## Job
Could you transcribe every record below exactly as written, leaving out any pictures?

[Data extracted from a collection]
........

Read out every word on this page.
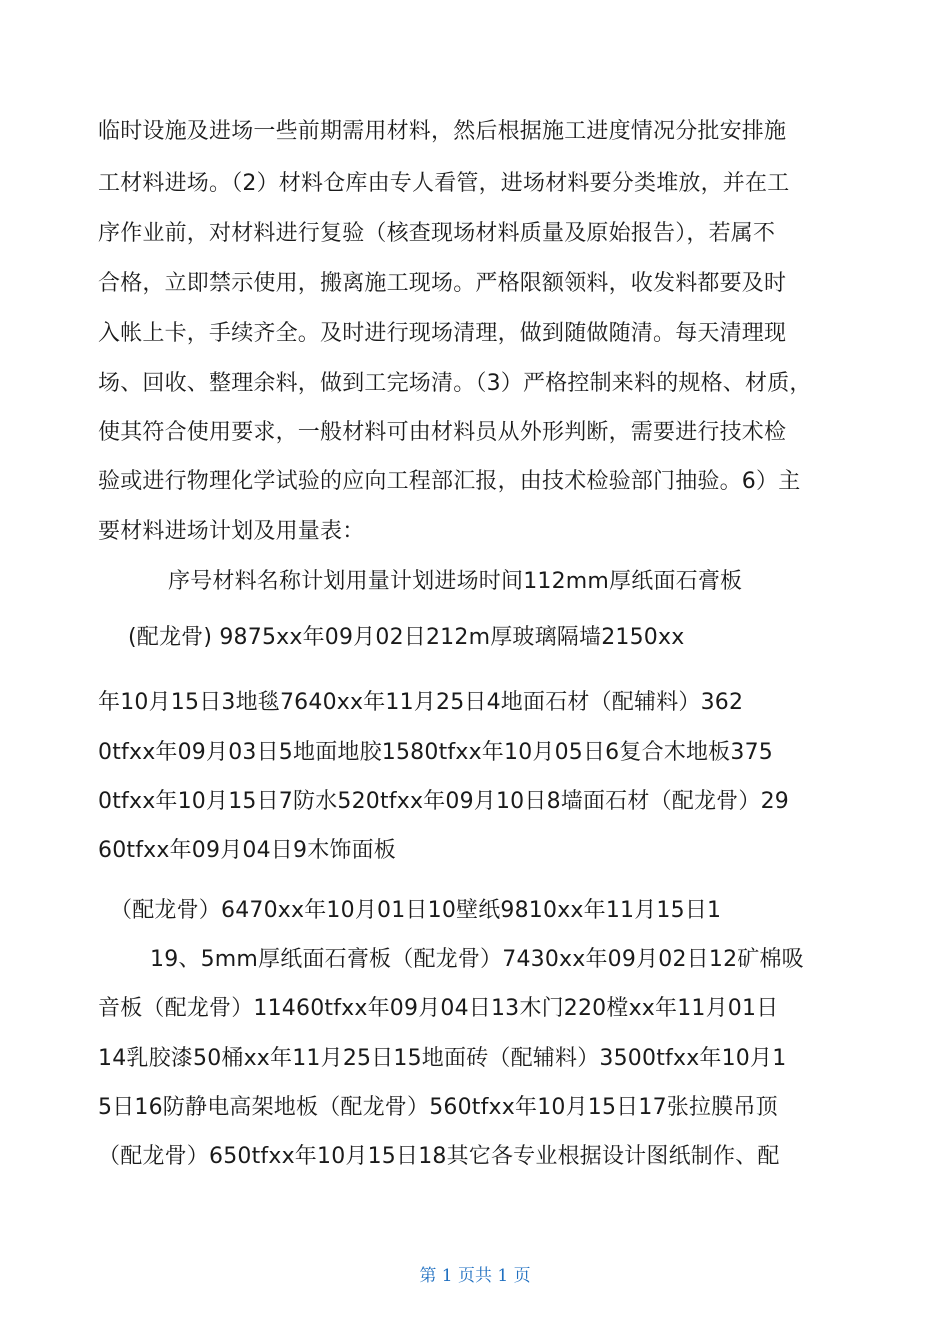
临时设施及进场一些前期需用材料，然后根据施工进度情况分批安排施
工材料进场。（2）材料仓库由专人看管，进场材料要分类堆放，并在工
序作业前，对材料进行复验（核查现场材料质量及原始报告），若属不
合格，立即禁示使用，搬离施工现场。严格限额领料，收发料都要及时
入帐上卡，手续齐全。及时进行现场清理，做到随做随清。每天清理现
场、回收、整理余料，做到工完场清。（3）严格控制来料的规格、材质，
使其符合使用要求，一般材料可由材料员从外形判断，需要进行技术检
验或进行物理化学试验的应向工程部汇报，由技术检验部门抽验。6）主
要材料进场计划及用量表：
序号材料名称计划用量计划进场时间112mm厚纸面石膏板
(配龙骨) 9875xx年09月02日212m厚玻璃隔墙2150xx
年10月15日3地毯7640xx年11月25日4地面石材（配辅料）362
0tfxx年09月03日5地面地胶1580tfxx年10月05日6复合木地板375
0tfxx年10月15日7防水520tfxx年09月10日8墙面石材（配龙骨）29
60tfxx年09月04日9木饰面板
（配龙骨）6470xx年10月01日10壁纸9810xx年11月15日1
19、5mm厚纸面石膏板（配龙骨）7430xx年09月02日12矿棉吸
音板（配龙骨）11460tfxx年09月04日13木门220樘xx年11月01日
14乳胶漆50桶xx年11月25日15地面砖（配辅料）3500tfxx年10月1
5日16防静电高架地板（配龙骨）560tfxx年10月15日17张拉膜吊顶
（配龙骨）650tfxx年10月15日18其它各专业根据设计图纸制作、配
第 1 页共 1 页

........

## Exercise result
Read out every word on this page.
临时设施及进场一些前期需用材料，然后根据施工进度情况分批安排施
工材料进场。（2）材料仓库由专人看管，进场材料要分类堆放，并在工
序作业前，对材料进行复验（核查现场材料质量及原始报告），若属不
合格，立即禁示使用，搬离施工现场。严格限额领料，收发料都要及时
入帐上卡，手续齐全。及时进行现场清理，做到随做随清。每天清理现
场、回收、整理余料，做到工完场清。（3）严格控制来料的规格、材质，
使其符合使用要求，一般材料可由材料员从外形判断，需要进行技术检
验或进行物理化学试验的应向工程部汇报，由技术检验部门抽验。6）主
要材料进场计划及用量表：
序号材料名称计划用量计划进场时间112mm厚纸面石膏板
(配龙骨) 9875xx年09月02日212m厚玻璃隔墙2150xx
年10月15日3地毯7640xx年11月25日4地面石材（配辅料）362
0tfxx年09月03日5地面地胶1580tfxx年10月05日6复合木地板375
0tfxx年10月15日7防水520tfxx年09月10日8墙面石材（配龙骨）29
60tfxx年09月04日9木饰面板
（配龙骨）6470xx年10月01日10壁纸9810xx年11月15日1
19、5mm厚纸面石膏板（配龙骨）7430xx年09月02日12矿棉吸
音板（配龙骨）11460tfxx年09月04日13木门220樘xx年11月01日
14乳胶漆50桶xx年11月25日15地面砖（配辅料）3500tfxx年10月1
5日16防静电高架地板（配龙骨）560tfxx年10月15日17张拉膜吊顶
（配龙骨）650tfxx年10月15日18其它各专业根据设计图纸制作、配
第 1 页共 1 页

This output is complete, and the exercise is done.